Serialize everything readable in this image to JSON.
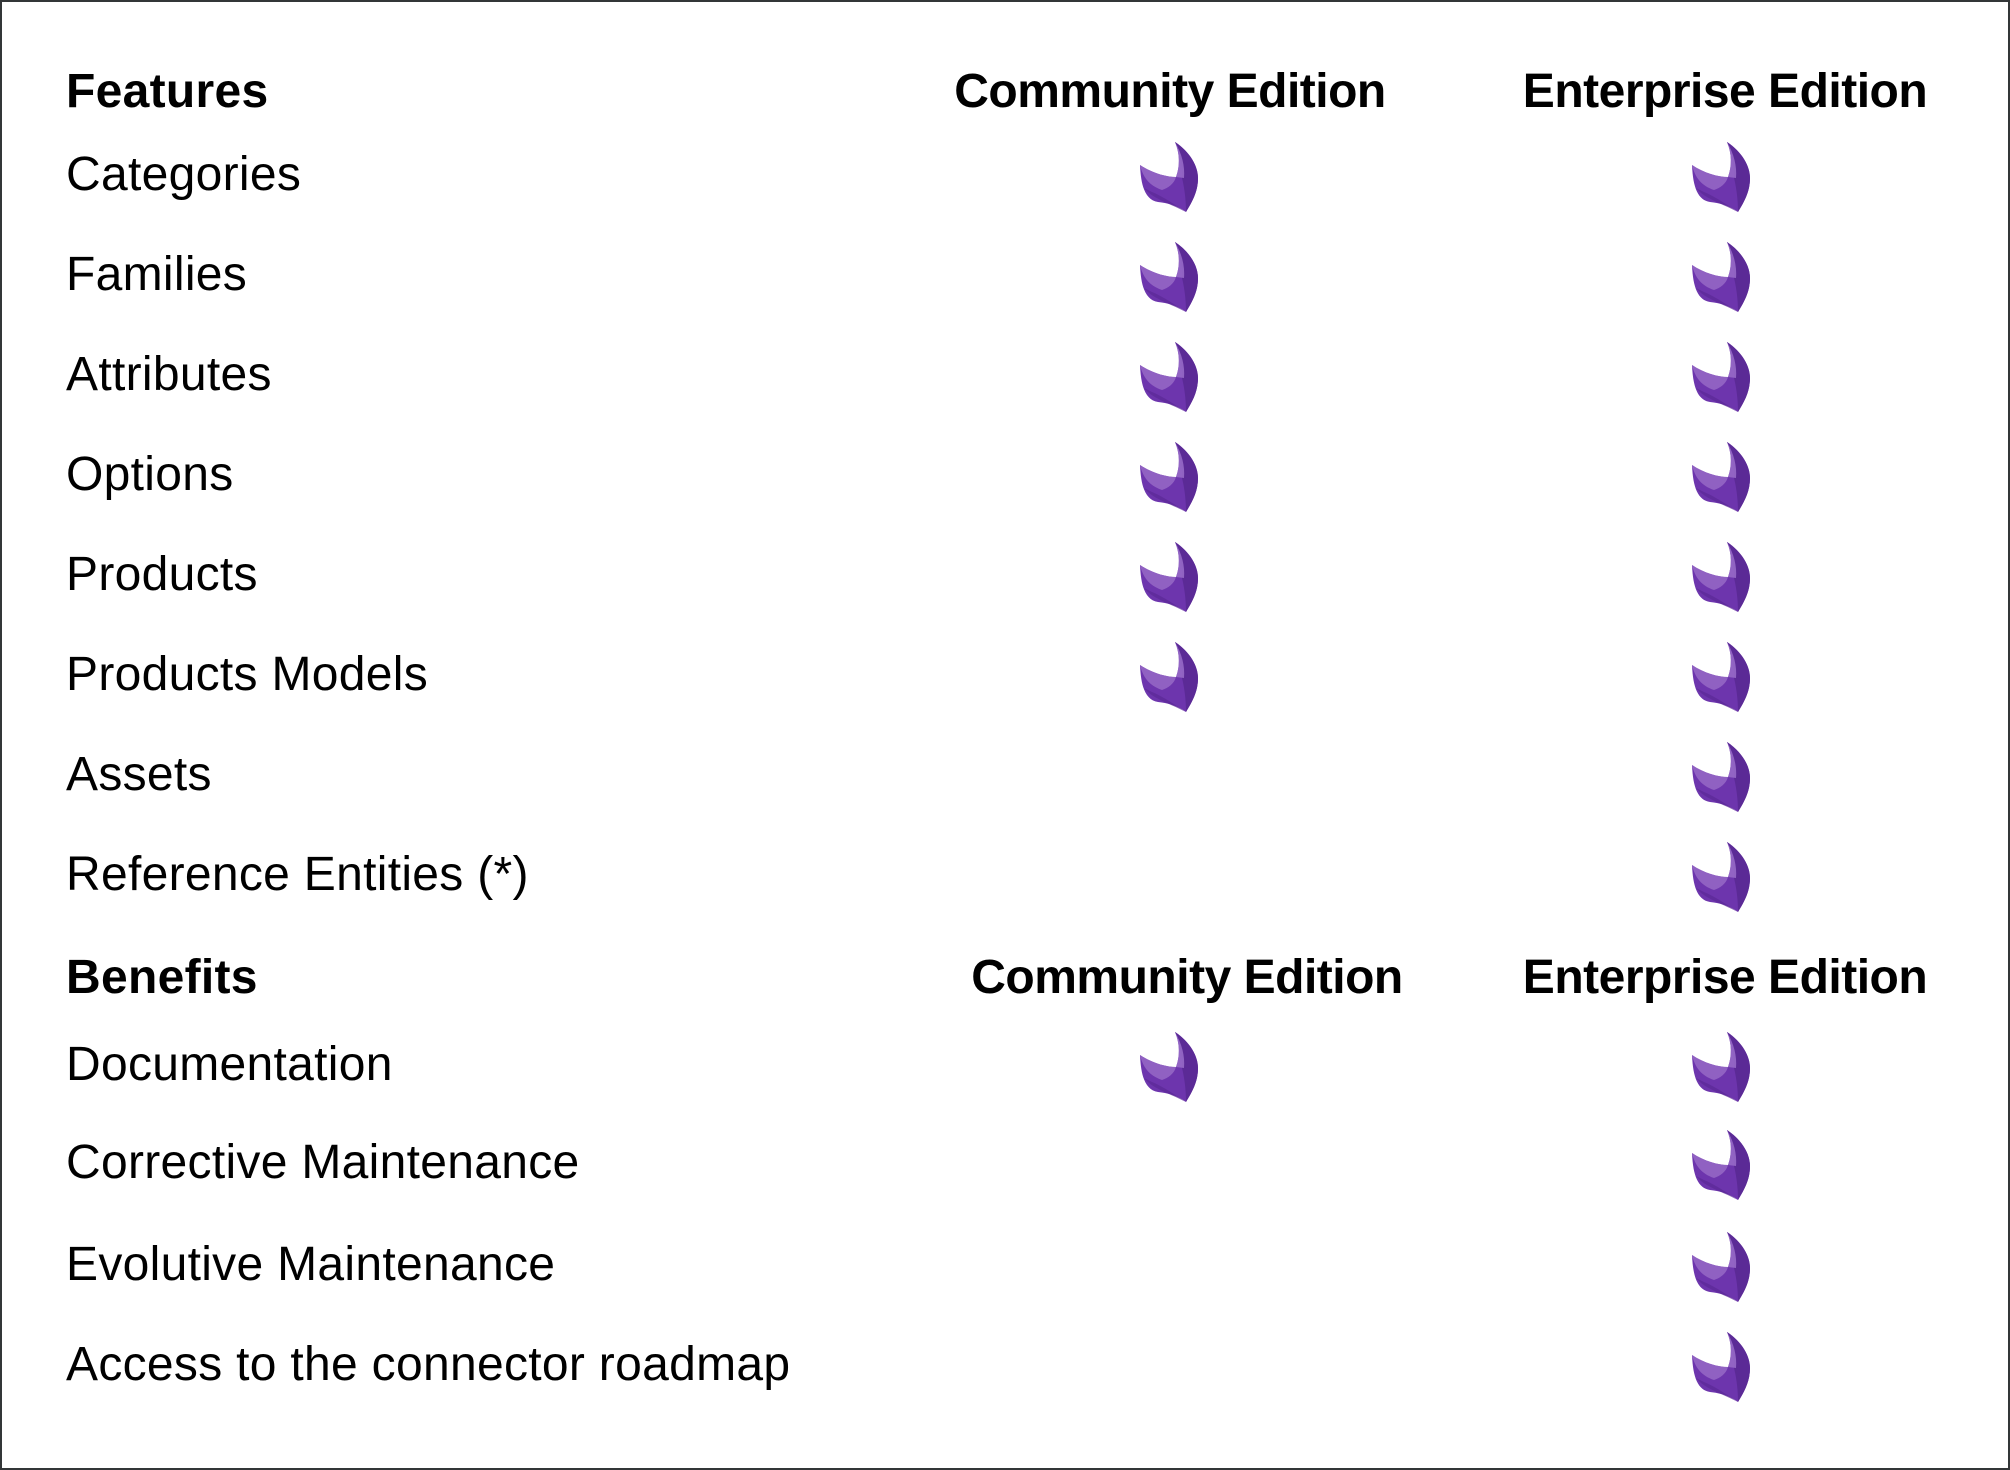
{
  "sections": [
    {
      "header": {
        "label": "Features",
        "community": "Community Edition",
        "enterprise": "Enterprise Edition"
      },
      "rows": [
        {
          "label": "Categories",
          "community": true,
          "enterprise": true
        },
        {
          "label": "Families",
          "community": true,
          "enterprise": true
        },
        {
          "label": "Attributes",
          "community": true,
          "enterprise": true
        },
        {
          "label": "Options",
          "community": true,
          "enterprise": true
        },
        {
          "label": "Products",
          "community": true,
          "enterprise": true
        },
        {
          "label": "Products Models",
          "community": true,
          "enterprise": true
        },
        {
          "label": "Assets",
          "community": false,
          "enterprise": true
        },
        {
          "label": "Reference Entities (*)",
          "community": false,
          "enterprise": true
        }
      ]
    },
    {
      "header": {
        "label": "Benefits",
        "community": "Community Edition",
        "enterprise": "Enterprise Edition"
      },
      "rows": [
        {
          "label": "Documentation",
          "community": true,
          "enterprise": true
        },
        {
          "label": "Corrective Maintenance",
          "community": false,
          "enterprise": true
        },
        {
          "label": "Evolutive Maintenance",
          "community": false,
          "enterprise": true
        },
        {
          "label": "Access to the connector roadmap",
          "community": false,
          "enterprise": true
        }
      ]
    }
  ],
  "icon": {
    "name": "akeneo-logo-check-icon",
    "colors": {
      "dark": "#5b2a96",
      "mid": "#6d35ad",
      "light": "#9669c6"
    }
  }
}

*-*-*

**AIM OF THE TASK:** Reproduce the listing word for word and omit its pictures.

**RESPONSE:**
Serialize everything readable in this image to JSON.
{
  "sections": [
    {
      "header": {
        "label": "Features",
        "community": "Community Edition",
        "enterprise": "Enterprise Edition"
      },
      "rows": [
        {
          "label": "Categories",
          "community": true,
          "enterprise": true
        },
        {
          "label": "Families",
          "community": true,
          "enterprise": true
        },
        {
          "label": "Attributes",
          "community": true,
          "enterprise": true
        },
        {
          "label": "Options",
          "community": true,
          "enterprise": true
        },
        {
          "label": "Products",
          "community": true,
          "enterprise": true
        },
        {
          "label": "Products Models",
          "community": true,
          "enterprise": true
        },
        {
          "label": "Assets",
          "community": false,
          "enterprise": true
        },
        {
          "label": "Reference Entities (*)",
          "community": false,
          "enterprise": true
        }
      ]
    },
    {
      "header": {
        "label": "Benefits",
        "community": "Community Edition",
        "enterprise": "Enterprise Edition"
      },
      "rows": [
        {
          "label": "Documentation",
          "community": true,
          "enterprise": true
        },
        {
          "label": "Corrective Maintenance",
          "community": false,
          "enterprise": true
        },
        {
          "label": "Evolutive Maintenance",
          "community": false,
          "enterprise": true
        },
        {
          "label": "Access to the connector roadmap",
          "community": false,
          "enterprise": true
        }
      ]
    }
  ],
  "icon": {
    "name": "akeneo-logo-check-icon",
    "colors": {
      "dark": "#5b2a96",
      "mid": "#6d35ad",
      "light": "#9669c6"
    }
  }
}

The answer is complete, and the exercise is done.